Collection entries:
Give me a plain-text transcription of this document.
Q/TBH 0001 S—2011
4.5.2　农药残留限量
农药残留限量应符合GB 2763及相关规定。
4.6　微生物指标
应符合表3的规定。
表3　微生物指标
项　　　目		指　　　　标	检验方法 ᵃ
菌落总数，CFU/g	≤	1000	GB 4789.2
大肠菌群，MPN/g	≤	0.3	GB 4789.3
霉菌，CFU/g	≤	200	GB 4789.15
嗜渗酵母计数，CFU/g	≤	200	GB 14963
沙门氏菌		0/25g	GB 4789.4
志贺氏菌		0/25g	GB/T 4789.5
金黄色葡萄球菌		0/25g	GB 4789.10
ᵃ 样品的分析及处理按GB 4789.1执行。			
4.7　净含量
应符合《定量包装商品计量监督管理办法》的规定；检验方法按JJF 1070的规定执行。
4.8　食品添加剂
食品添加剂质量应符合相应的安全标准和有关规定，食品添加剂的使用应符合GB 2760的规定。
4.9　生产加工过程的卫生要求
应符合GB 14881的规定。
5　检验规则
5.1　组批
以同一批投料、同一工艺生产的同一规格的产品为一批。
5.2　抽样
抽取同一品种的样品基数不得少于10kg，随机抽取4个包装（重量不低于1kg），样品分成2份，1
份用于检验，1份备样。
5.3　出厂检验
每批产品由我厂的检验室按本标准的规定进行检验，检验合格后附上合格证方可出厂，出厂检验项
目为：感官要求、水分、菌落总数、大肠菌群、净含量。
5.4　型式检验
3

▸ GIVEN REQUEST:
Give the data again, exactly as it stands.

▸ TASK ANSWER:
Give me a plain-text transcription of this document.
Q/TBH 0001 S—2011
4.5.2　农药残留限量
农药残留限量应符合GB 2763及相关规定。
4.6　微生物指标
应符合表3的规定。
表3　微生物指标
项　　　目		指　　　　标	检验方法 ᵃ
菌落总数，CFU/g	≤	1000	GB 4789.2
大肠菌群，MPN/g	≤	0.3	GB 4789.3
霉菌，CFU/g	≤	200	GB 4789.15
嗜渗酵母计数，CFU/g	≤	200	GB 14963
沙门氏菌		0/25g	GB 4789.4
志贺氏菌		0/25g	GB/T 4789.5
金黄色葡萄球菌		0/25g	GB 4789.10
ᵃ 样品的分析及处理按GB 4789.1执行。			
4.7　净含量
应符合《定量包装商品计量监督管理办法》的规定；检验方法按JJF 1070的规定执行。
4.8　食品添加剂
食品添加剂质量应符合相应的安全标准和有关规定，食品添加剂的使用应符合GB 2760的规定。
4.9　生产加工过程的卫生要求
应符合GB 14881的规定。
5　检验规则
5.1　组批
以同一批投料、同一工艺生产的同一规格的产品为一批。
5.2　抽样
抽取同一品种的样品基数不得少于10kg，随机抽取4个包装（重量不低于1kg），样品分成2份，1
份用于检验，1份备样。
5.3　出厂检验
每批产品由我厂的检验室按本标准的规定进行检验，检验合格后附上合格证方可出厂，出厂检验项
目为：感官要求、水分、菌落总数、大肠菌群、净含量。
5.4　型式检验
3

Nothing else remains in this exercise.